Written instruction:
Retype the records that come next, word for word.

+++ Data section

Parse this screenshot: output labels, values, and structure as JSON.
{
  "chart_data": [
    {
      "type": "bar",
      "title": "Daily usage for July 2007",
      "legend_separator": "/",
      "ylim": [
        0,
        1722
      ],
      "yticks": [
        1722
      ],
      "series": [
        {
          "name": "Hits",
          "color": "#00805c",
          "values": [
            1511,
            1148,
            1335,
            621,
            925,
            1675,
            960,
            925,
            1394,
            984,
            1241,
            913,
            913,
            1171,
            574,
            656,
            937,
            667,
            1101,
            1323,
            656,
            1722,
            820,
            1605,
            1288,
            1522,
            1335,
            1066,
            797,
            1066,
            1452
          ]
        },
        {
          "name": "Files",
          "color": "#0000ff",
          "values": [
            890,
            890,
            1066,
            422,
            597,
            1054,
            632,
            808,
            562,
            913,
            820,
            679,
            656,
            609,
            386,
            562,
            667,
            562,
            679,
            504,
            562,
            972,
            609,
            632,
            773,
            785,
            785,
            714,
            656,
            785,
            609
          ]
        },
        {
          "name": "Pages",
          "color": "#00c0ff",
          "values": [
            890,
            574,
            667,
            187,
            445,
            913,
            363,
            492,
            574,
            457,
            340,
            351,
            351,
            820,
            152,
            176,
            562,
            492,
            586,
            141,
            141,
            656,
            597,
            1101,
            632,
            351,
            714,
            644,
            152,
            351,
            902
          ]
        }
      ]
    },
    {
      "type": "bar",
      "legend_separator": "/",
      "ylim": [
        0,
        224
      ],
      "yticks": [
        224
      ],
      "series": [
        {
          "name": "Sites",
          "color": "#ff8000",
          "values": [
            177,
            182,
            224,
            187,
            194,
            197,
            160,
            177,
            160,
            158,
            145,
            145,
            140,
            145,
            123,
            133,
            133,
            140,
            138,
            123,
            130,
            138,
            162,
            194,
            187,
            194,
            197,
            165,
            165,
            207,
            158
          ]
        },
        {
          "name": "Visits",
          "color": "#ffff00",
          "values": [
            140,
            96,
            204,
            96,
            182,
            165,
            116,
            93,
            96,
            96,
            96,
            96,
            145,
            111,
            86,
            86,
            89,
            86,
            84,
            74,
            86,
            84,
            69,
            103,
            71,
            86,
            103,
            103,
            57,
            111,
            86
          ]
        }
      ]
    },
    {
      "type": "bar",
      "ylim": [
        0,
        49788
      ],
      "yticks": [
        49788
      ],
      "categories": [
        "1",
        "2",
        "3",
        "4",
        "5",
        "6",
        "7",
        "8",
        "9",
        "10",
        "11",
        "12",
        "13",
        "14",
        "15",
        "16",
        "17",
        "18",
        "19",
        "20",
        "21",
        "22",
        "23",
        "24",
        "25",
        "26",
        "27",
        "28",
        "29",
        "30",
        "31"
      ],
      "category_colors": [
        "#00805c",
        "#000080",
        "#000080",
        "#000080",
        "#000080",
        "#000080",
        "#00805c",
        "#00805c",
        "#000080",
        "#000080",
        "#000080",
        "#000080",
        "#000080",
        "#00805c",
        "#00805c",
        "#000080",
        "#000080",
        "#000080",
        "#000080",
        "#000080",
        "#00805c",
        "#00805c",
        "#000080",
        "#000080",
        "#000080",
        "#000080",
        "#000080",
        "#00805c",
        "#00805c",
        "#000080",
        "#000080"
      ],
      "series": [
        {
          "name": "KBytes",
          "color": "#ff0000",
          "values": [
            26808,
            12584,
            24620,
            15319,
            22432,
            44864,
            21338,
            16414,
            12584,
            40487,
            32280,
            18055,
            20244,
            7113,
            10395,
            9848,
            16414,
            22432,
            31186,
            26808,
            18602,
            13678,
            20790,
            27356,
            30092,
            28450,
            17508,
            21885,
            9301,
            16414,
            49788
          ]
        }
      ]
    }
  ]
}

++++++

Solution to this problem:
Parse this screenshot: output labels, values, and structure as JSON.
{
  "chart_data": [
    {
      "type": "bar",
      "title": "Daily usage for July 2007",
      "legend_separator": "/",
      "ylim": [
        0,
        1722
      ],
      "yticks": [
        1722
      ],
      "series": [
        {
          "name": "Hits",
          "color": "#00805c",
          "values": [
            1511,
            1148,
            1335,
            621,
            925,
            1675,
            960,
            925,
            1394,
            984,
            1241,
            913,
            913,
            1171,
            574,
            656,
            937,
            667,
            1101,
            1323,
            656,
            1722,
            820,
            1605,
            1288,
            1522,
            1335,
            1066,
            797,
            1066,
            1452
          ]
        },
        {
          "name": "Files",
          "color": "#0000ff",
          "values": [
            890,
            890,
            1066,
            422,
            597,
            1054,
            632,
            808,
            562,
            913,
            820,
            679,
            656,
            609,
            386,
            562,
            667,
            562,
            679,
            504,
            562,
            972,
            609,
            632,
            773,
            785,
            785,
            714,
            656,
            785,
            609
          ]
        },
        {
          "name": "Pages",
          "color": "#00c0ff",
          "values": [
            890,
            574,
            667,
            187,
            445,
            913,
            363,
            492,
            574,
            457,
            340,
            351,
            351,
            820,
            152,
            176,
            562,
            492,
            586,
            141,
            141,
            656,
            597,
            1101,
            632,
            351,
            714,
            644,
            152,
            351,
            902
          ]
        }
      ]
    },
    {
      "type": "bar",
      "legend_separator": "/",
      "ylim": [
        0,
        224
      ],
      "yticks": [
        224
      ],
      "series": [
        {
          "name": "Sites",
          "color": "#ff8000",
          "values": [
            177,
            182,
            224,
            187,
            194,
            197,
            160,
            177,
            160,
            158,
            145,
            145,
            140,
            145,
            123,
            133,
            133,
            140,
            138,
            123,
            130,
            138,
            162,
            194,
            187,
            194,
            197,
            165,
            165,
            207,
            158
          ]
        },
        {
          "name": "Visits",
          "color": "#ffff00",
          "values": [
            140,
            96,
            204,
            96,
            182,
            165,
            116,
            93,
            96,
            96,
            96,
            96,
            145,
            111,
            86,
            86,
            89,
            86,
            84,
            74,
            86,
            84,
            69,
            103,
            71,
            86,
            103,
            103,
            57,
            111,
            86
          ]
        }
      ]
    },
    {
      "type": "bar",
      "ylim": [
        0,
        49788
      ],
      "yticks": [
        49788
      ],
      "categories": [
        "1",
        "2",
        "3",
        "4",
        "5",
        "6",
        "7",
        "8",
        "9",
        "10",
        "11",
        "12",
        "13",
        "14",
        "15",
        "16",
        "17",
        "18",
        "19",
        "20",
        "21",
        "22",
        "23",
        "24",
        "25",
        "26",
        "27",
        "28",
        "29",
        "30",
        "31"
      ],
      "category_colors": [
        "#00805c",
        "#000080",
        "#000080",
        "#000080",
        "#000080",
        "#000080",
        "#00805c",
        "#00805c",
        "#000080",
        "#000080",
        "#000080",
        "#000080",
        "#000080",
        "#00805c",
        "#00805c",
        "#000080",
        "#000080",
        "#000080",
        "#000080",
        "#000080",
        "#00805c",
        "#00805c",
        "#000080",
        "#000080",
        "#000080",
        "#000080",
        "#000080",
        "#00805c",
        "#00805c",
        "#000080",
        "#000080"
      ],
      "series": [
        {
          "name": "KBytes",
          "color": "#ff0000",
          "values": [
            26808,
            12584,
            24620,
            15319,
            22432,
            44864,
            21338,
            16414,
            12584,
            40487,
            32280,
            18055,
            20244,
            7113,
            10395,
            9848,
            16414,
            22432,
            31186,
            26808,
            18602,
            13678,
            20790,
            27356,
            30092,
            28450,
            17508,
            21885,
            9301,
            16414,
            49788
          ]
        }
      ]
    }
  ]
}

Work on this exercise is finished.